* Passage:
--

In brief: A new regulatory framework for recycled water and the safety and reliability of the water supply in South East Queensland has been set by the recently enacted Water Supply (Safety and Reliability) Act 2008. Senior Associate Suzy Cairney and Lawyer Scott Watson explain.

How does it affect you?

  • The Water Supply (Safety and Reliability) Act 2008 will have implications for almost everyone in South East Queensland, in particular:
    • if you are in the recycled water industry, you will be affected by the new requirement for the production of recycled water management plans;
    • owners and operators of water infrastructure that will receive recycled water or that provide drinking water are also regulated under this Act; and
    • users of water that will shortly include recycled water, businesses and individuals have a vested interest in ensuring the continuity of supply of good quality drinking water, which is critical to the economic future of Queensland.

Background and purpose of the Act

The Water Supply (Safety and Reliability) Act 2008 (the Act) was passed by the Legislative Assembly on 15 May 2008 and was assented to on 21 May 2008. Its main provisions will commence upon a date to be fixed by proclamation.

The Explanatory Notes to the Act state that key drivers for the Act include supporting the delivery of high-quality purified recycled water by the Western Corridor Recycled Water Project. The Act has clearly been drafted with this project in mind.

Recycled water and drinking water

The Act has four main implications for the supply of recycled water.

--

* Record set:

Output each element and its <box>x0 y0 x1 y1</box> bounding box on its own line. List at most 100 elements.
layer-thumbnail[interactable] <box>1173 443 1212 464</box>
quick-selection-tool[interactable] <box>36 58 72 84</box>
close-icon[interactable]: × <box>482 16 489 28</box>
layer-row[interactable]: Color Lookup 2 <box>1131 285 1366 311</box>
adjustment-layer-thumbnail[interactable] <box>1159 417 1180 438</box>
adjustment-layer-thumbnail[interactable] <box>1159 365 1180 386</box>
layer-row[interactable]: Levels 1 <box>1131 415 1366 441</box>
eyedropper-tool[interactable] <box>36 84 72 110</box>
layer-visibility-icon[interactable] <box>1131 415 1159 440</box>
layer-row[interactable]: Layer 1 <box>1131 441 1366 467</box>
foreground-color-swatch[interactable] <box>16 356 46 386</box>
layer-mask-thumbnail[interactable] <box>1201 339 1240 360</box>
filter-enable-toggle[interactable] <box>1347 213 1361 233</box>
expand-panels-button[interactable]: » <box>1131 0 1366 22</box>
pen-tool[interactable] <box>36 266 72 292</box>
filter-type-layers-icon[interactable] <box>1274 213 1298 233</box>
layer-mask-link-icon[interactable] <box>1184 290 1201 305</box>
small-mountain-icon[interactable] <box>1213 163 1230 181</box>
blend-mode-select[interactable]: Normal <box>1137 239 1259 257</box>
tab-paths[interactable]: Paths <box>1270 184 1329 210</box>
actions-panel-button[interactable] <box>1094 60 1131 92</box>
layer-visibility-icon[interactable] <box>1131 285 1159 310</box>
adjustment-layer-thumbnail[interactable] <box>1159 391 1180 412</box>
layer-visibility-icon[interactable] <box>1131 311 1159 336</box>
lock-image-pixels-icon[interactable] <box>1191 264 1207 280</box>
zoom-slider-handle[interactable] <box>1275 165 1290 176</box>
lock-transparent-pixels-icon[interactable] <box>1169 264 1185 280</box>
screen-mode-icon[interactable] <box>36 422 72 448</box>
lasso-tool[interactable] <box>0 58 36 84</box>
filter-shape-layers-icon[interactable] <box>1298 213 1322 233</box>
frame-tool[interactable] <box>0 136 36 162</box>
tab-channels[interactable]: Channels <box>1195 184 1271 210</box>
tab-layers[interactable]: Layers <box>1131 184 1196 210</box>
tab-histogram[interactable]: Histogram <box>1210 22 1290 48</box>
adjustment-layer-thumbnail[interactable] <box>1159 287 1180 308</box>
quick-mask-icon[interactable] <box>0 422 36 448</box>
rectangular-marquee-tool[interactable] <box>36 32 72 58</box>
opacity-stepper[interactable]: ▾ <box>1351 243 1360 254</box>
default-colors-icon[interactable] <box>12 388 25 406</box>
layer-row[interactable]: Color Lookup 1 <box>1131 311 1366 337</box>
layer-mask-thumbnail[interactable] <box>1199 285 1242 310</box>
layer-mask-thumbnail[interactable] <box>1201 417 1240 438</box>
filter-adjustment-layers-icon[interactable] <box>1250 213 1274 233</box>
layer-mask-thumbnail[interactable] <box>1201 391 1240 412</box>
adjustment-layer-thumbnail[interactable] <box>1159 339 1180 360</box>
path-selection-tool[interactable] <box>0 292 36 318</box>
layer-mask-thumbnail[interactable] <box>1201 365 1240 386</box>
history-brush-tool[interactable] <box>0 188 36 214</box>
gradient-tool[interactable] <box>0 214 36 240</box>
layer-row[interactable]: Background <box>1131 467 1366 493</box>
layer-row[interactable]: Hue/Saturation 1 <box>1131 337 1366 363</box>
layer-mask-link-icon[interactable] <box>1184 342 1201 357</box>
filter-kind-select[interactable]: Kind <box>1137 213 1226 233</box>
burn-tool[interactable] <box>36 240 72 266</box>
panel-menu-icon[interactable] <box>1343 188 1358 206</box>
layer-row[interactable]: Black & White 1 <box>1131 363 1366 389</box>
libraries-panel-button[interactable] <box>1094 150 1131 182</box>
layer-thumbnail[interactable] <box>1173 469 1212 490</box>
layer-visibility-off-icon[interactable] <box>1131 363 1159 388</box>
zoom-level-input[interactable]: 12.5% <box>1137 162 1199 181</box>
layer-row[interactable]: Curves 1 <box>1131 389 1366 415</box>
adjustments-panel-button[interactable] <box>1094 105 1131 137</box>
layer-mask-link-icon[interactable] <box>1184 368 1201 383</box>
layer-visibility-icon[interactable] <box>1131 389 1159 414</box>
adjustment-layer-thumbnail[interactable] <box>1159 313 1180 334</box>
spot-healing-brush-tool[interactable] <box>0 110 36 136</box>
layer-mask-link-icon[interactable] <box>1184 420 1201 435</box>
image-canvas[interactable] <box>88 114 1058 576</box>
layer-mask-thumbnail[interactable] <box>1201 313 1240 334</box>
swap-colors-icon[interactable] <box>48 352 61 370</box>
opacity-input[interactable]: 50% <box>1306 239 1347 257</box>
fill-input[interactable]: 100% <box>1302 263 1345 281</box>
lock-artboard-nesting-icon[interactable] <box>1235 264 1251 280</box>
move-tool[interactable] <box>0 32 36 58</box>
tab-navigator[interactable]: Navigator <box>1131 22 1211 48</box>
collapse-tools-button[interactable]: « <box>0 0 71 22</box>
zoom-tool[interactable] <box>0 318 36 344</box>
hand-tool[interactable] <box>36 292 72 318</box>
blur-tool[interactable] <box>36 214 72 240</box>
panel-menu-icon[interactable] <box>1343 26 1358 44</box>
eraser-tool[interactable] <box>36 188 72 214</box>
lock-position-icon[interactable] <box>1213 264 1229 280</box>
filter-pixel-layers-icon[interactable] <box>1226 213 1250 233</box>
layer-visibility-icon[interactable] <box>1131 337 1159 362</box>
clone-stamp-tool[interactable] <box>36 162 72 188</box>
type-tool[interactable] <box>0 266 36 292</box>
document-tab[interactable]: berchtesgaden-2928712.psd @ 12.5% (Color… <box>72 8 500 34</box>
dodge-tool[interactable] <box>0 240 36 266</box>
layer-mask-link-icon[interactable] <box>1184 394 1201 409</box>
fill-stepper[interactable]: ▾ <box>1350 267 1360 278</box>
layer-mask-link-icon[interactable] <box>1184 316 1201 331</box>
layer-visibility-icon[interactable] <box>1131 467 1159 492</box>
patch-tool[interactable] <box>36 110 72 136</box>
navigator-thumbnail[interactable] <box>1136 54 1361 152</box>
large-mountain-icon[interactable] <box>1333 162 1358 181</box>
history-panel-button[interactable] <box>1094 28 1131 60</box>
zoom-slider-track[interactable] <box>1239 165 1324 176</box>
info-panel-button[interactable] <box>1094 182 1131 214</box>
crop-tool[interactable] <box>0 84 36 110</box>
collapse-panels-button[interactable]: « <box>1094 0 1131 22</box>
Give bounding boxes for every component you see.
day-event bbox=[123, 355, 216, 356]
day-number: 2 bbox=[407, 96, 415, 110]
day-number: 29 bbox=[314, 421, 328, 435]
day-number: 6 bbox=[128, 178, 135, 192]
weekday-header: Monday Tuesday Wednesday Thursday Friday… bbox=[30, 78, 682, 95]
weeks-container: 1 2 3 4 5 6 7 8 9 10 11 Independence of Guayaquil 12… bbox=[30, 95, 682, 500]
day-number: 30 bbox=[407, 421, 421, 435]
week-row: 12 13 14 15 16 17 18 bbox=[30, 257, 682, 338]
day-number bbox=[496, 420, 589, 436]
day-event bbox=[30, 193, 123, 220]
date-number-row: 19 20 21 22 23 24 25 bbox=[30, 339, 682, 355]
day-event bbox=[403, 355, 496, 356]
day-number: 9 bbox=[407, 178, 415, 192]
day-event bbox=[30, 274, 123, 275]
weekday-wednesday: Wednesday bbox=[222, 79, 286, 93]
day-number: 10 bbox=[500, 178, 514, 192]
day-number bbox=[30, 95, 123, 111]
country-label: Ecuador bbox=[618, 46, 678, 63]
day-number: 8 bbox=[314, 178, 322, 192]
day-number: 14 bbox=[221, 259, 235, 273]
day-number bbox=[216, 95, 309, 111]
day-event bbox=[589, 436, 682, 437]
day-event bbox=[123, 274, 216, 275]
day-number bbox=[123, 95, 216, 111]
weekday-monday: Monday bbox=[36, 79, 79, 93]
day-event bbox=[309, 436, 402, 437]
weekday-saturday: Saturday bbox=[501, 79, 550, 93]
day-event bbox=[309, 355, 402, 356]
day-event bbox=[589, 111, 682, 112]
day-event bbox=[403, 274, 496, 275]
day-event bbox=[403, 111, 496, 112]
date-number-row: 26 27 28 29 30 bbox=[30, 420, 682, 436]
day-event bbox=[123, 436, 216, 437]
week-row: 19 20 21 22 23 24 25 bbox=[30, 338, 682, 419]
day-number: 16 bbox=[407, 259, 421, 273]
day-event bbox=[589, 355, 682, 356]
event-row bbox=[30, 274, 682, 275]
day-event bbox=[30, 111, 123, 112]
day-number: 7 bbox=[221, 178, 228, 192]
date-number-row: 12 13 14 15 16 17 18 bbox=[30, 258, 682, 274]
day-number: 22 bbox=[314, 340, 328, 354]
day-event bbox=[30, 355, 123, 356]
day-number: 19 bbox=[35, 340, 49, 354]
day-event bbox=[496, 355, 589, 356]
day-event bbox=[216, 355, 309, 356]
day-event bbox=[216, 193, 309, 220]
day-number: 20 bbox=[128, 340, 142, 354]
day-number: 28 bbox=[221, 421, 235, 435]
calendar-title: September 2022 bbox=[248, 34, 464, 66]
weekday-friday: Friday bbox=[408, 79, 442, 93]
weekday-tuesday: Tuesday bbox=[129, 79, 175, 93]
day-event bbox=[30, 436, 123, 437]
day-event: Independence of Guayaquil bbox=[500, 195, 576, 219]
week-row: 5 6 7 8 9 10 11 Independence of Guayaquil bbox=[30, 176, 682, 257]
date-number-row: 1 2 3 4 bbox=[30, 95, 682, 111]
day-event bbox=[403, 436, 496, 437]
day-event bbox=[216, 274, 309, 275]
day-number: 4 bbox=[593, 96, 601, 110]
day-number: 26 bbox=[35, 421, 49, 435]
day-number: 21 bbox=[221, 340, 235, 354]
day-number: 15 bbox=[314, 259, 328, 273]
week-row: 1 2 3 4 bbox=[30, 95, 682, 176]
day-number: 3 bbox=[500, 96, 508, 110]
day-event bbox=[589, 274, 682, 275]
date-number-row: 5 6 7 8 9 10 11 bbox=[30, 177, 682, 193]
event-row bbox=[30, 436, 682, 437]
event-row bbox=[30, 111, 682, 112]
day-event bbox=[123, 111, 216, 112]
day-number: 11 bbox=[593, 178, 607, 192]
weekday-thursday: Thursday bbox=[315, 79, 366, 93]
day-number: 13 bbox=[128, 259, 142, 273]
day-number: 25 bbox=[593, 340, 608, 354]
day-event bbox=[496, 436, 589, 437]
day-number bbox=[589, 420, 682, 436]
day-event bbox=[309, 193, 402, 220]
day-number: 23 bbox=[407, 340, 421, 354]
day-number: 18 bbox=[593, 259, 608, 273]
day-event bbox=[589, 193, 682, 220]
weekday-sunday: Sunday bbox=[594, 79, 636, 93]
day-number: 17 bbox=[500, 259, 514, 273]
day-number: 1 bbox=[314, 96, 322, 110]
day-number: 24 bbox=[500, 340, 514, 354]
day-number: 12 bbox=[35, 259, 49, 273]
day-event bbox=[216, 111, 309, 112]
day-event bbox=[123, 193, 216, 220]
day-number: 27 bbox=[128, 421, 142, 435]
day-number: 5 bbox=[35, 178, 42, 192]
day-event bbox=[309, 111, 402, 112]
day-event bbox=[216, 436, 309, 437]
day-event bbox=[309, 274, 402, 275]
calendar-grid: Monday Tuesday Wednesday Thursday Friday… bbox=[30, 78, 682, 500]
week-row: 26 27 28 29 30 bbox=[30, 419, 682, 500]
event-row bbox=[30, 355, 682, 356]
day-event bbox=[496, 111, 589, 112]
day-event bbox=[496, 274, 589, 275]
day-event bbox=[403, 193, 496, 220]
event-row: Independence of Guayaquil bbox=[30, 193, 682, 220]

--

* Given exercise:
Pick up the article on Queensland's Water Supply (Safety and Reliability) Act 2008 where it stops and keep writing it.

* The reply:
Regulating recycled water

The Water Act 2000 (Qld) provided for the establishment of a regulator to register service providers, review standards and practices and monitor compliance with the Act. These provisions have now been moved into the new Act, and the Department of Natural Resources and Water, through the Office of the Water Supply Regulator, will now regulate the supply of drinking and recycled water.

The Act also addresses recycled water management.1 Recycled water is any of the following that are intended to be re-used:

  • sewage or effluent sourced from a service provider's sewerage;
  • greywater sourced from a large greywater treatment plant within the meaning of the Plumbing and Drainage Act 2002 (Qld); and
  • wastewater, other than wastewater as mentioned above.

The Act therefore clearly applies only to major recycling plants and not to 'back yard' style water recycling. Most of the obligations under the Act fall on the 'recycled water provider', which is generally the entity that owns infrastructure for the production and supply of recycled water.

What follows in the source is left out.